## TASK DESCRIPTION
Find all the lines with "malades" and gather them.

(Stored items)
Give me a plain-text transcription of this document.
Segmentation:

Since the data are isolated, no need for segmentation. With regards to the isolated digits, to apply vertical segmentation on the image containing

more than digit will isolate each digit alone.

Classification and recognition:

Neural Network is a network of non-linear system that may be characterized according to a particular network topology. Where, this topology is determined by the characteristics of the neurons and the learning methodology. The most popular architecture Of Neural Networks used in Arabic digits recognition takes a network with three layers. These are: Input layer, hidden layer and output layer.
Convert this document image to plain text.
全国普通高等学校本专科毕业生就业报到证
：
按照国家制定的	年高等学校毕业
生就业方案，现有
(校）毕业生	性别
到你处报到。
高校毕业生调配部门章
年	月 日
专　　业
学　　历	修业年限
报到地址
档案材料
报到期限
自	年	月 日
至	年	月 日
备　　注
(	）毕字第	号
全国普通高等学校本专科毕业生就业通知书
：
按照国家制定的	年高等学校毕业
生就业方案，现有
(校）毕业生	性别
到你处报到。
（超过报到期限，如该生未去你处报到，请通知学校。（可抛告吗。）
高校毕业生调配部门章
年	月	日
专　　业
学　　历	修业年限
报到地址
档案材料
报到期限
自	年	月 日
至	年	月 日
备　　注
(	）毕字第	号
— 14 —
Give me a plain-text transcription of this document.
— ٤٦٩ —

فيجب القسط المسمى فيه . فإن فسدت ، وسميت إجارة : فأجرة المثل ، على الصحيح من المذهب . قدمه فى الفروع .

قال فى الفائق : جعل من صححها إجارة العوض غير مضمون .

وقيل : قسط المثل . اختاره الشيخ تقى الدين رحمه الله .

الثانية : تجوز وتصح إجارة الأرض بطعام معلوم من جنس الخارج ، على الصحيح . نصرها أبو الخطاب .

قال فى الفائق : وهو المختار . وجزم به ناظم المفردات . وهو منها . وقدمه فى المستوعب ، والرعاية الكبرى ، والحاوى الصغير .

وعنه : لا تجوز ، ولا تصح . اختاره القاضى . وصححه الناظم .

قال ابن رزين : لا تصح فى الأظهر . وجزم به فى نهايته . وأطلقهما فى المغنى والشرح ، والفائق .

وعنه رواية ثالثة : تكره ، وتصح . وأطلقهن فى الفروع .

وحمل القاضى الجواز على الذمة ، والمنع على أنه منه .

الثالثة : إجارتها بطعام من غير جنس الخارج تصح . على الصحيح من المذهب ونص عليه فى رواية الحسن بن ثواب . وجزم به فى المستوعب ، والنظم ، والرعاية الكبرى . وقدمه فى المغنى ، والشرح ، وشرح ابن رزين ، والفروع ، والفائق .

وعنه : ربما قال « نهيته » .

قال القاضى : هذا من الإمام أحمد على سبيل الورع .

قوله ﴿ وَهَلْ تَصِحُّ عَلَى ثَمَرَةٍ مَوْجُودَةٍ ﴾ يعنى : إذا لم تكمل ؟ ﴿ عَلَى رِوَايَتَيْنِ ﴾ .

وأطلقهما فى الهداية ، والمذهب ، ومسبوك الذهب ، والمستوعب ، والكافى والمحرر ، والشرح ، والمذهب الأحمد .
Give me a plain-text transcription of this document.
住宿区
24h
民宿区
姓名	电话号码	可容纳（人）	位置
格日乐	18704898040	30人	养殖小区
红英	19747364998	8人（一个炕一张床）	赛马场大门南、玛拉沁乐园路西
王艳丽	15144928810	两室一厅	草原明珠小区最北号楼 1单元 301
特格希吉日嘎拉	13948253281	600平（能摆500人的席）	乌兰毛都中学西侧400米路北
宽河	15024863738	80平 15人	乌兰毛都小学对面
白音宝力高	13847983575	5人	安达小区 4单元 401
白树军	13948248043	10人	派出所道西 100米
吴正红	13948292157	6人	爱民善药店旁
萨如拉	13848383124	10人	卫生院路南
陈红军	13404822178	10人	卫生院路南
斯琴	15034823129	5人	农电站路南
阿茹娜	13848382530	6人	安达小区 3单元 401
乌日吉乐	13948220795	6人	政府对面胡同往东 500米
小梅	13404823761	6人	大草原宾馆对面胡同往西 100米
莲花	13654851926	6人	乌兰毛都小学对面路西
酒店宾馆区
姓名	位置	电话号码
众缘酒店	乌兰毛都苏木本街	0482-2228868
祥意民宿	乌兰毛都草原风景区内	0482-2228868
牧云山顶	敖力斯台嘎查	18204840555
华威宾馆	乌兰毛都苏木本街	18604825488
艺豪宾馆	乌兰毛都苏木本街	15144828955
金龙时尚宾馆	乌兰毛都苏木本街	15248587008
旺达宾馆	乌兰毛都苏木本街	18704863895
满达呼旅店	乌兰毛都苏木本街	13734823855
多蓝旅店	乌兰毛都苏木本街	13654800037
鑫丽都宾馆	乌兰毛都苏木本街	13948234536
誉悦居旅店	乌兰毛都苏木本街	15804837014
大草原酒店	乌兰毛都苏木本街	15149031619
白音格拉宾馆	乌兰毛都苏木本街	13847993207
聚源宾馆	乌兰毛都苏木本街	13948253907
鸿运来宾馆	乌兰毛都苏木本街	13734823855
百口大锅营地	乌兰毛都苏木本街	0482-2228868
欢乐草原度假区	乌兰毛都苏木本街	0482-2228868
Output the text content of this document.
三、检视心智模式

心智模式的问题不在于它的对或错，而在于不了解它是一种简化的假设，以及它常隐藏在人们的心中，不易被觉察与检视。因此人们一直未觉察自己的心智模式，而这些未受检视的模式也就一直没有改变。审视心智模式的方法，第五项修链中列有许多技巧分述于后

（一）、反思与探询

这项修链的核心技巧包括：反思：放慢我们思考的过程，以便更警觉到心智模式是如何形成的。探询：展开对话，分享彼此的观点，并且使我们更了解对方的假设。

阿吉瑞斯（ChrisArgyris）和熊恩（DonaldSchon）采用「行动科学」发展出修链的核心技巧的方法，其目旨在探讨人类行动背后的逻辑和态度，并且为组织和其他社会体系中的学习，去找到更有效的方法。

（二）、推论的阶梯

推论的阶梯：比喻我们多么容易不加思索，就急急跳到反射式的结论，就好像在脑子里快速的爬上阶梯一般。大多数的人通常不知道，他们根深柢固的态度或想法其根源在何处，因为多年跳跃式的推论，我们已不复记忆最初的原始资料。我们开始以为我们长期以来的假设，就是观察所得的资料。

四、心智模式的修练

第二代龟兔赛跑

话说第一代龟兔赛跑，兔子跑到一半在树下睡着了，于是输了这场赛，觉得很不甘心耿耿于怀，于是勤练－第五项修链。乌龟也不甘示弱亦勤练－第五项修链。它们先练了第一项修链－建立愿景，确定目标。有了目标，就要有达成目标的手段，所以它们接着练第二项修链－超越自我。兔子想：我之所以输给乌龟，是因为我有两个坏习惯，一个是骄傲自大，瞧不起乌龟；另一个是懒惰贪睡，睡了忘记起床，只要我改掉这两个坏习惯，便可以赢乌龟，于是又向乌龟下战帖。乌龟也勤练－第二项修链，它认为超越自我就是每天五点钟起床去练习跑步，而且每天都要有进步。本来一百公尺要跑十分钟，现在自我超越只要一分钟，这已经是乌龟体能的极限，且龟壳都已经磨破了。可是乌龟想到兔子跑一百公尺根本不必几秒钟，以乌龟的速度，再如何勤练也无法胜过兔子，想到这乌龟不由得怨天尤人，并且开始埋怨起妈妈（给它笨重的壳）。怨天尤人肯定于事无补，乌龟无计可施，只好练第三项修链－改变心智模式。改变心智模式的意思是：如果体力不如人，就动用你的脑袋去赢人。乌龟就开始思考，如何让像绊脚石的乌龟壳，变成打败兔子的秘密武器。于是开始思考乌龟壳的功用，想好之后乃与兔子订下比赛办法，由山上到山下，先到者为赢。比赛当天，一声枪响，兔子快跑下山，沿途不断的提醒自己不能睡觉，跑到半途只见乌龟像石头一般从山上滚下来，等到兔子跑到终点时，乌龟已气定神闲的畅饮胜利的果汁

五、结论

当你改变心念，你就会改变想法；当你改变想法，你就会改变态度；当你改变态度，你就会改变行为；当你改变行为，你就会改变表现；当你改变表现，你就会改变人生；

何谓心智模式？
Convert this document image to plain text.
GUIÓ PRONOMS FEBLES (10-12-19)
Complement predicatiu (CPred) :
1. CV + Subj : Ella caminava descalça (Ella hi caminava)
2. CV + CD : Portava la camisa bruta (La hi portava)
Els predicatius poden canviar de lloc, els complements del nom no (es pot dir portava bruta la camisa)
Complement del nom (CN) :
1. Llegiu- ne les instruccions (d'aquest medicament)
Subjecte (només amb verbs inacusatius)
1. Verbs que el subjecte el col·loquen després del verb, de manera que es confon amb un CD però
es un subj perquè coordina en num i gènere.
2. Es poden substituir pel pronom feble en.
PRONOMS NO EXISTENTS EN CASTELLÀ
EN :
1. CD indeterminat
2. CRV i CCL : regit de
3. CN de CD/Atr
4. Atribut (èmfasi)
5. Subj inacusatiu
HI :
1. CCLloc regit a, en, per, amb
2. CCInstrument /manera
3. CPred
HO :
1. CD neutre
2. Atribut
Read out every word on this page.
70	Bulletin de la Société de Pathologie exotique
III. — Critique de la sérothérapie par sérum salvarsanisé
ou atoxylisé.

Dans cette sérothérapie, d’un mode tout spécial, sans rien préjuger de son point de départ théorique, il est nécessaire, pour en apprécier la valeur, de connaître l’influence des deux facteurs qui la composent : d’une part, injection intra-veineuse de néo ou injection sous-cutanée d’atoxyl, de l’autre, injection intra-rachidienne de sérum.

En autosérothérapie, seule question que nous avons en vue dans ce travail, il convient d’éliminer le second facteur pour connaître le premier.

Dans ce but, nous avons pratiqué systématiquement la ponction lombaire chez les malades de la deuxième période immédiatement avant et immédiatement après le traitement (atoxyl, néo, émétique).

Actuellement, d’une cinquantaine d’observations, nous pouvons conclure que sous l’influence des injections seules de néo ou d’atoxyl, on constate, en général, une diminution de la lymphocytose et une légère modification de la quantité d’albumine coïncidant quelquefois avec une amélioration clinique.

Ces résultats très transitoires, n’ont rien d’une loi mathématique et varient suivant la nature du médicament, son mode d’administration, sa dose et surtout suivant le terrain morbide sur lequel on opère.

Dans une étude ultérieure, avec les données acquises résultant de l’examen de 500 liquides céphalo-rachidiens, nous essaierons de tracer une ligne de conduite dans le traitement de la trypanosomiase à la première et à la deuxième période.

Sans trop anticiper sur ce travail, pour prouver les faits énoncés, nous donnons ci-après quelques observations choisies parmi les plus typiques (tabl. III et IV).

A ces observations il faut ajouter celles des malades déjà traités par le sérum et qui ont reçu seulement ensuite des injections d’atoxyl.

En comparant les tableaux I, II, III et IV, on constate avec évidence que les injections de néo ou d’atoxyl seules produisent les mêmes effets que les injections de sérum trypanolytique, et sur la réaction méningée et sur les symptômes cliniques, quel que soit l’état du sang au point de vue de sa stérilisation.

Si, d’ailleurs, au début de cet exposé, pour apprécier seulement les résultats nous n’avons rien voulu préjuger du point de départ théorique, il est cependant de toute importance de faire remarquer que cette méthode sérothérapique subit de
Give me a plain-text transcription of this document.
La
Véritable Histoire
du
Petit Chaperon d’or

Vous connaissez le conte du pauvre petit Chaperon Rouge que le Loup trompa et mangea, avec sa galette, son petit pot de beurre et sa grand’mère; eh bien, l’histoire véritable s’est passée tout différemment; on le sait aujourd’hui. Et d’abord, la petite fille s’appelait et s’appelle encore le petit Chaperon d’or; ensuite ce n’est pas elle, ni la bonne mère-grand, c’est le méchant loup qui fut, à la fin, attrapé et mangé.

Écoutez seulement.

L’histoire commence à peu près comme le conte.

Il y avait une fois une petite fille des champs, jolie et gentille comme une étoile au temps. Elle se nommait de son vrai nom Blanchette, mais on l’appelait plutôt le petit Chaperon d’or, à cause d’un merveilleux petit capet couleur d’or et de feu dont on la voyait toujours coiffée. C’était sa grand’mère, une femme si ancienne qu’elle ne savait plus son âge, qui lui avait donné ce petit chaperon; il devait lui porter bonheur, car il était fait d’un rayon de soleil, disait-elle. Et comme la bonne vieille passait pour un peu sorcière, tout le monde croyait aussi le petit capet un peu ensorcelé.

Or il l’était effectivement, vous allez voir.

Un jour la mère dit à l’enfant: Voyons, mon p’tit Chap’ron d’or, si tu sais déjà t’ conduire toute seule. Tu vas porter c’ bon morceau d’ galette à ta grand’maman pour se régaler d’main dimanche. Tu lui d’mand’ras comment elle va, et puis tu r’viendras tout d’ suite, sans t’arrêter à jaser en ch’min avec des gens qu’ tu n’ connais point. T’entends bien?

## RESPONSE
Dans ce but, nous avons pratiqué systématiquement la ponction lombaire chez les malades de la deuxième période immédiatement avant et immédiatement après le traitement (atoxyl, néo, émétique).
A ces observations il faut ajouter celles des malades déjà traités par le sérum et qui ont reçu seulement ensuite des injections d’atoxyl.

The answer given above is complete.